Exercise instructions:
Which lines hold the word "homepage"? Show each of them.
----- Data to use
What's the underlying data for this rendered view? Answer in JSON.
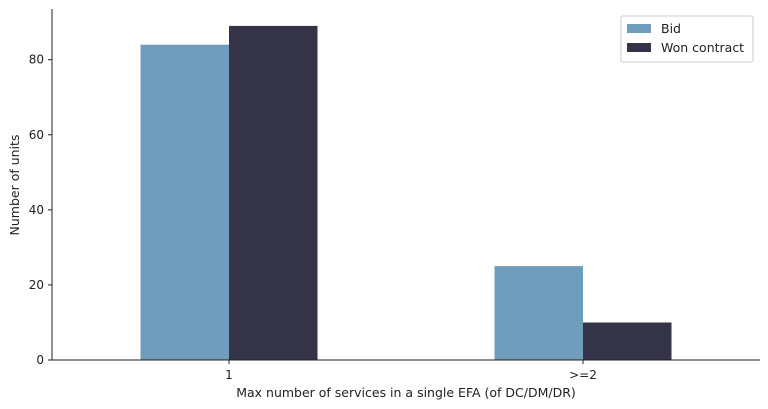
{
  "chart_data": {
    "type": "bar",
    "title": "",
    "xlabel": "Max number of services in a single EFA (of DC/DM/DR)",
    "ylabel": "Number of units",
    "categories": [
      "1",
      ">=2"
    ],
    "series": [
      {
        "name": "Bid",
        "values": [
          84,
          25
        ],
        "color": "#6f9dbb"
      },
      {
        "name": "Won contract",
        "values": [
          89,
          10
        ],
        "color": "#353347"
      }
    ],
    "ylim": [
      0,
      93.5
    ],
    "yticks": [
      0,
      20,
      40,
      60,
      80
    ],
    "grid": false,
    "legend_position": "top-right"
  }
}
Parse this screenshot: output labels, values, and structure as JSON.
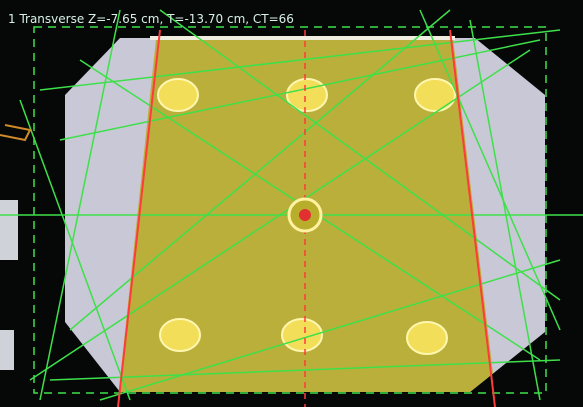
{
  "viewport": {
    "label": "1 Transverse Z=-7.65 cm, T=-13.70 cm, CT=66"
  }
}
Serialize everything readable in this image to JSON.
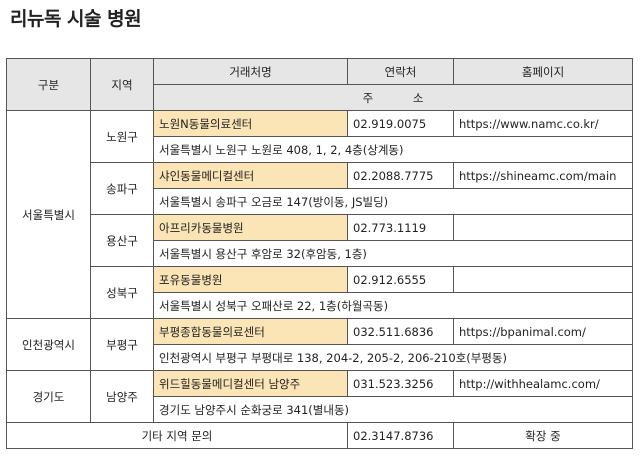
{
  "title": "리뉴독 시술 병원",
  "headers": {
    "category": "구분",
    "area": "지역",
    "clinic": "거래처명",
    "phone": "연락처",
    "homepage": "홈페이지",
    "address": "주 소"
  },
  "regions": [
    {
      "name": "서울특별시",
      "areas": [
        {
          "area": "노원구",
          "clinic": "노원N동물의료센터",
          "phone": "02.919.0075",
          "homepage": "https://www.namc.co.kr/",
          "address": "서울특별시 노원구 노원로 408, 1, 2, 4층(상계동)"
        },
        {
          "area": "송파구",
          "clinic": "샤인동물메디컬센터",
          "phone": "02.2088.7775",
          "homepage": "https://shineamc.com/main",
          "address": "서울특별시 송파구 오금로 147(방이동, JS빌딩)"
        },
        {
          "area": "용산구",
          "clinic": "아프리카동물병원",
          "phone": "02.773.1119",
          "homepage": "",
          "address": "서울특별시 용산구 후암로 32(후암동, 1층)"
        },
        {
          "area": "성북구",
          "clinic": "포유동물병원",
          "phone": "02.912.6555",
          "homepage": "",
          "address": "서울특별시 성북구 오패산로 22, 1층(하월곡동)"
        }
      ]
    },
    {
      "name": "인천광역시",
      "areas": [
        {
          "area": "부평구",
          "clinic": "부평종합동물의료센터",
          "phone": "032.511.6836",
          "homepage": "https://bpanimal.com/",
          "address": "인천광역시 부평구 부평대로 138, 204-2, 205-2, 206-210호(부평동)"
        }
      ]
    },
    {
      "name": "경기도",
      "areas": [
        {
          "area": "남양주",
          "clinic": "위드힐동물메디컬센터 남양주",
          "phone": "031.523.3256",
          "homepage": "http://withhealamc.com/",
          "address": "경기도 남양주시 순화궁로 341(별내동)"
        }
      ]
    }
  ],
  "footer": {
    "label": "기타 지역 문의",
    "phone": "02.3147.8736",
    "note": "확장 중"
  }
}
----------
Result of the exercise:
    "homepage": "홈페이지",
          "homepage": "https://www.namc.co.kr/",
          "homepage": "https://shineamc.com/main",
          "homepage": "",
          "homepage": "",
          "homepage": "https://bpanimal.com/",
          "homepage": "http://withhealamc.com/",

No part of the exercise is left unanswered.